Identify all lines of the data containing the string "adhésion" and copy them.

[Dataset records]

****************************************

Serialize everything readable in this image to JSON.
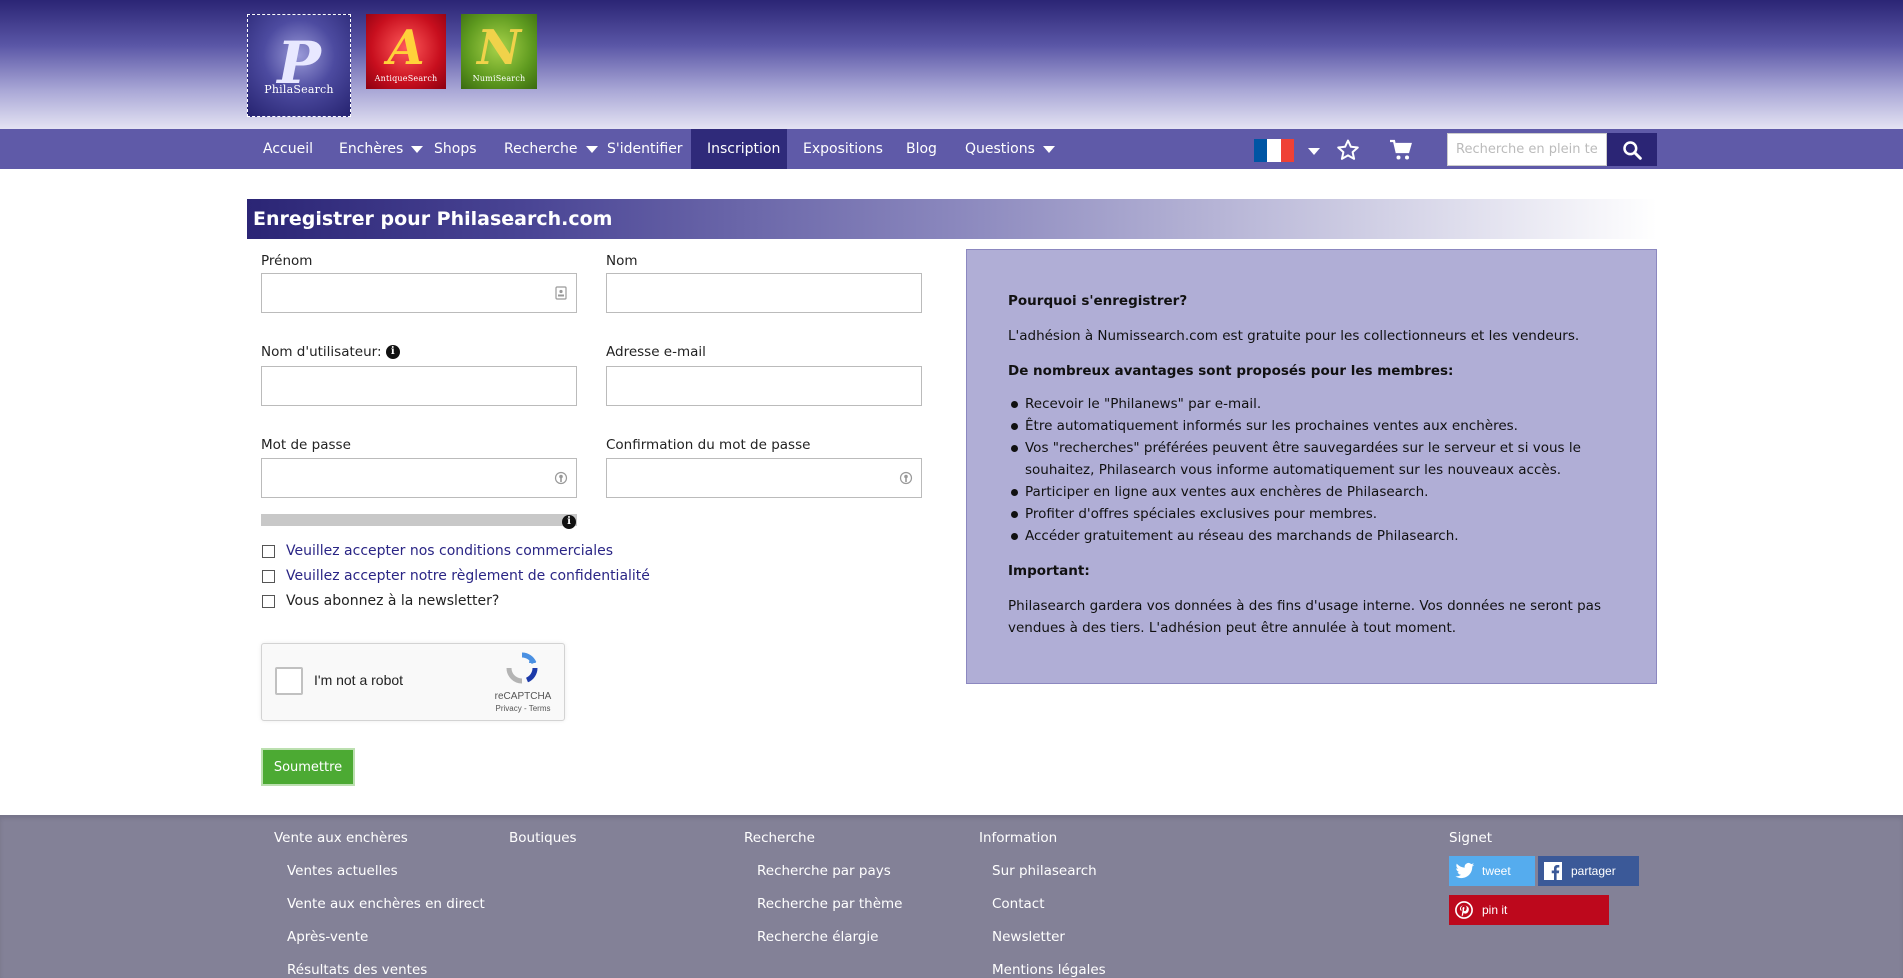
{
  "logos": [
    {
      "name": "PhilaSearch",
      "glyph": "P",
      "text": "PhilaSearch"
    },
    {
      "name": "AntiqueSearch",
      "glyph": "A",
      "text": "AntiqueSearch"
    },
    {
      "name": "NumiSearch",
      "glyph": "N",
      "text": "NumiSearch"
    }
  ],
  "nav": {
    "items": [
      {
        "label": "Accueil"
      },
      {
        "label": "Enchères"
      },
      {
        "label": "Shops"
      },
      {
        "label": "Recherche"
      },
      {
        "label": "S'identifier"
      },
      {
        "label": "Inscription"
      },
      {
        "label": "Expositions"
      },
      {
        "label": "Blog"
      },
      {
        "label": "Questions"
      }
    ],
    "search_placeholder": "Recherche en plein texte",
    "flag_colors": [
      "#0055a4",
      "#ffffff",
      "#ef4135"
    ]
  },
  "form": {
    "title": "Enregistrer pour Philasearch.com",
    "first_name_label": "Prénom",
    "last_name_label": "Nom",
    "username_label": "Nom d'utilisateur:",
    "email_label": "Adresse e-mail",
    "password_label": "Mot de passe",
    "password_confirm_label": "Confirmation du mot de passe",
    "info_glyph": "i",
    "terms_label": "Veuillez accepter nos conditions commerciales",
    "privacy_label": "Veuillez accepter notre règlement de confidentialité",
    "newsletter_label": "Vous abonnez à la newsletter?",
    "submit_label": "Soumettre"
  },
  "captcha": {
    "label": "I'm not a robot",
    "brand": "reCAPTCHA",
    "links": "Privacy - Terms"
  },
  "info_panel": {
    "why_heading": "Pourquoi s'enregistrer?",
    "intro": "L'adhésion à Numissearch.com est gratuite pour les collectionneurs et les vendeurs.",
    "benefits_heading": "De nombreux avantages sont proposés pour les membres:",
    "benefits": [
      "Recevoir le \"Philanews\" par e-mail.",
      "Être automatiquement informés sur les prochaines ventes aux enchères.",
      "Vos \"recherches\" préférées peuvent être sauvegardées sur le serveur et si vous le souhaitez, Philasearch vous informe automatiquement sur les nouveaux accès.",
      "Participer en ligne aux ventes aux enchères de Philasearch.",
      "Profiter d'offres spéciales exclusives pour membres.",
      "Accéder gratuitement au réseau des marchands de Philasearch."
    ],
    "important_heading": "Important:",
    "important_text": "Philasearch gardera vos données à des fins d'usage interne. Vos données ne seront pas vendues à des tiers. L'adhésion peut être annulée à tout moment."
  },
  "footer": {
    "auctions": {
      "heading": "Vente aux enchères",
      "items": [
        "Ventes actuelles",
        "Vente aux enchères en direct",
        "Après-vente",
        "Résultats des ventes"
      ]
    },
    "shops": {
      "heading": "Boutiques"
    },
    "search": {
      "heading": "Recherche",
      "items": [
        "Recherche par pays",
        "Recherche par thème",
        "Recherche élargie"
      ]
    },
    "information": {
      "heading": "Information",
      "items": [
        "Sur philasearch",
        "Contact",
        "Newsletter",
        "Mentions légales"
      ]
    },
    "bookmark": {
      "heading": "Signet",
      "tweet": "tweet",
      "share": "partager",
      "pin": "pin it"
    }
  },
  "colors": {
    "nav_bg": "#5f5aa8",
    "nav_active": "#2f2a7a",
    "submit_green": "#4caa33",
    "panel_bg": "#b0aed6",
    "footer_bg": "#838197",
    "twitter": "#55acee",
    "facebook": "#3b5998",
    "pinterest": "#bd081c"
  }
}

****************************************

◆ Worked solution:
    "intro": "L'adhésion à Numissearch.com est gratuite pour les collectionneurs et les vendeurs.",
    "important_text": "Philasearch gardera vos données à des fins d'usage interne. Vos données ne seront pas vendues à des tiers. L'adhésion peut être annulée à tout moment."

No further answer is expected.